==== Data to process ====

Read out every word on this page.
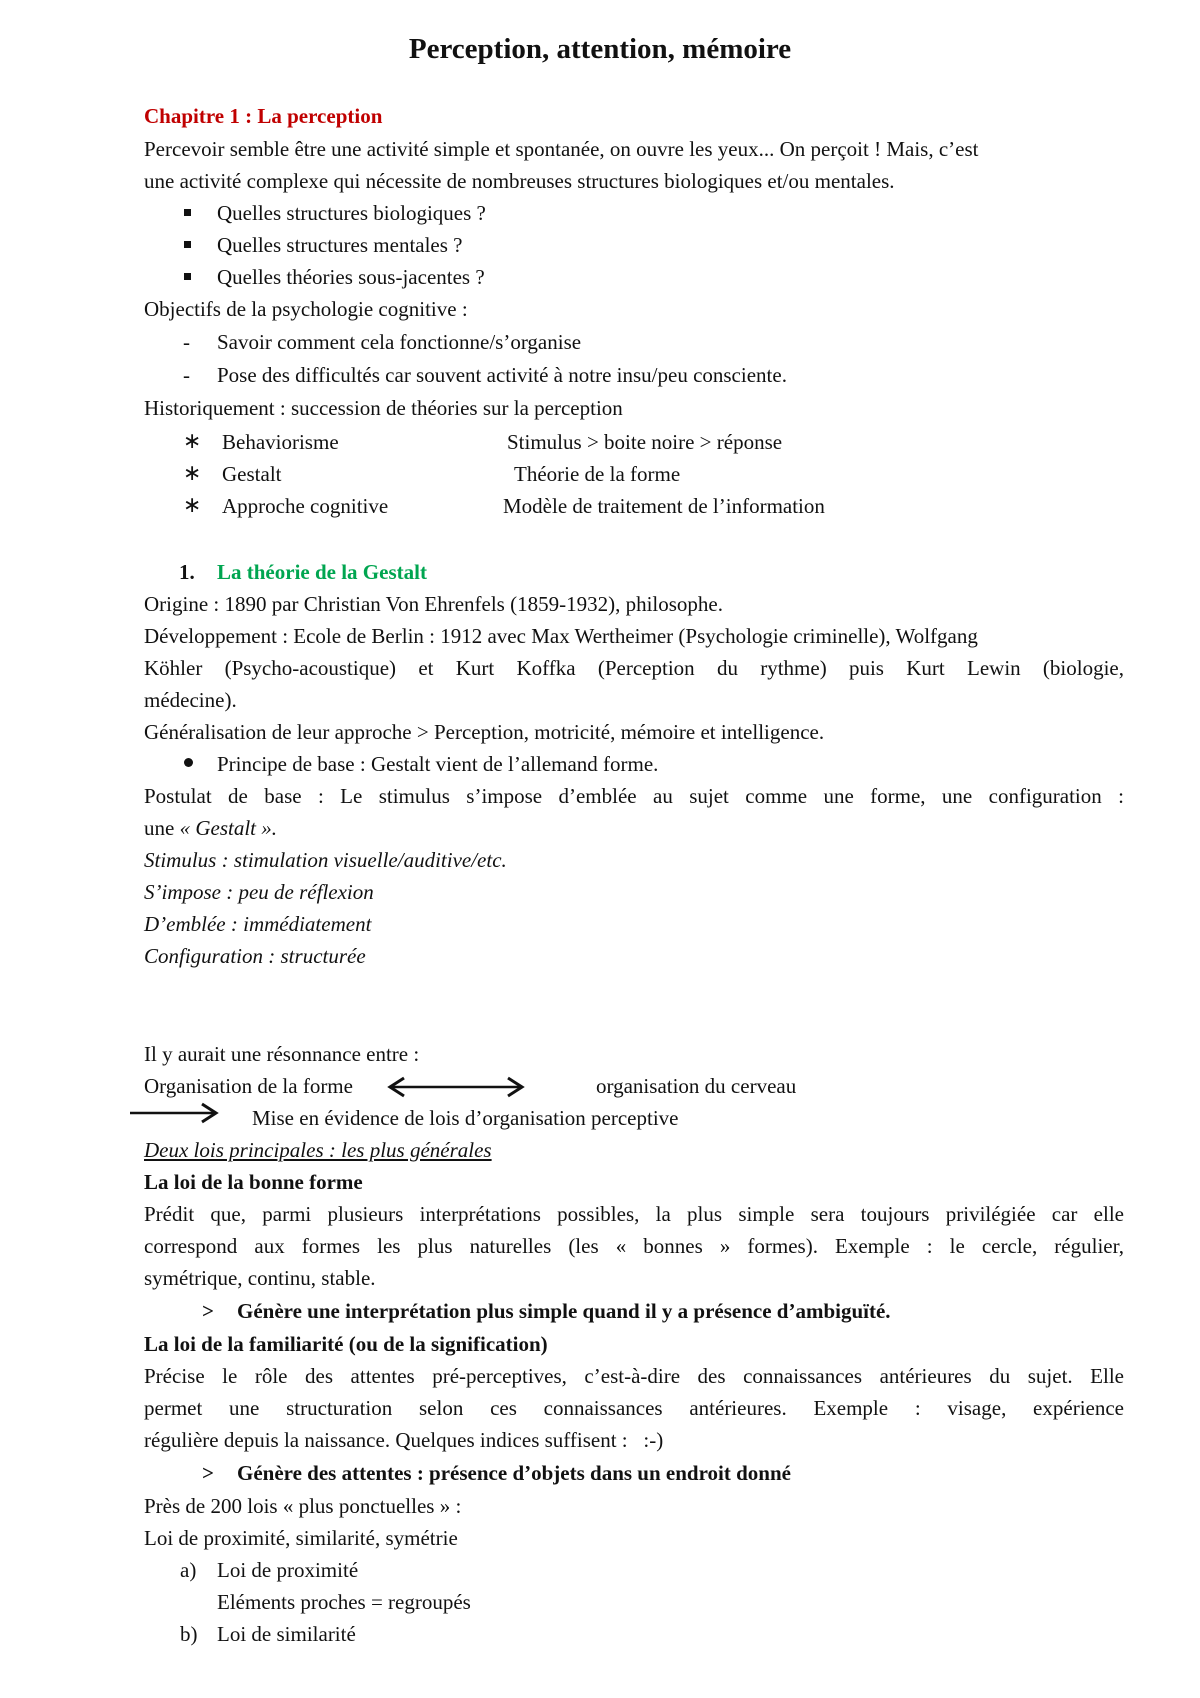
Perception, attention, mémoire
Chapitre 1 : La perception
Percevoir semble être une activité simple et spontanée, on ouvre les yeux... On perçoit ! Mais, c’est
une activité complexe qui nécessite de nombreuses structures biologiques et/ou mentales.
Quelles structures biologiques ?
Quelles structures mentales ?
Quelles théories sous-jacentes ?
Objectifs de la psychologie cognitive :
- Savoir comment cela fonctionne/s’organise
- Pose des difficultés car souvent activité à notre insu/peu consciente.
Historiquement : succession de théories sur la perception
∗ Behaviorisme	Stimulus > boite noire > réponse
∗ Gestalt	Théorie de la forme
∗ Approche cognitive	Modèle de traitement de l’information
1. La théorie de la Gestalt
Origine : 1890 par Christian Von Ehrenfels (1859-1932), philosophe.
Développement : Ecole de Berlin : 1912 avec Max Wertheimer (Psychologie criminelle), Wolfgang
Köhler (Psycho-acoustique) et Kurt Koffka (Perception du rythme) puis Kurt Lewin (biologie,
médecine).
Généralisation de leur approche > Perception, motricité, mémoire et intelligence.
Principe de base : Gestalt vient de l’allemand forme.
Postulat de base : Le stimulus s’impose d’emblée au sujet comme une forme, une configuration :
une « Gestalt ».
Stimulus : stimulation visuelle/auditive/etc.
S’impose : peu de réflexion
D’emblée : immédiatement
Configuration : structurée
Il y aurait une résonnance entre :
Organisation de la forme	organisation du cerveau
Mise en évidence de lois d’organisation perceptive
Deux lois principales : les plus générales
La loi de la bonne forme
Prédit que, parmi plusieurs interprétations possibles, la plus simple sera toujours privilégiée car elle
correspond aux formes les plus naturelles (les « bonnes » formes). Exemple : le cercle, régulier,
symétrique, continu, stable.
> Génère une interprétation plus simple quand il y a présence d’ambiguïté.
La loi de la familiarité (ou de la signification)
Précise le rôle des attentes pré-perceptives, c’est-à-dire des connaissances antérieures du sujet. Elle
permet une structuration selon ces connaissances antérieures. Exemple : visage, expérience
régulière depuis la naissance. Quelques indices suffisent :   :-)
> Génère des attentes : présence d’objets dans un endroit donné
Près de 200 lois « plus ponctuelles » :
Loi de proximité, similarité, symétrie
a) Loi de proximité
Eléments proches = regroupés
b) Loi de similarité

====

Count the lines of the data that include the string "lois", and give only that number.

* **Written solution**:
3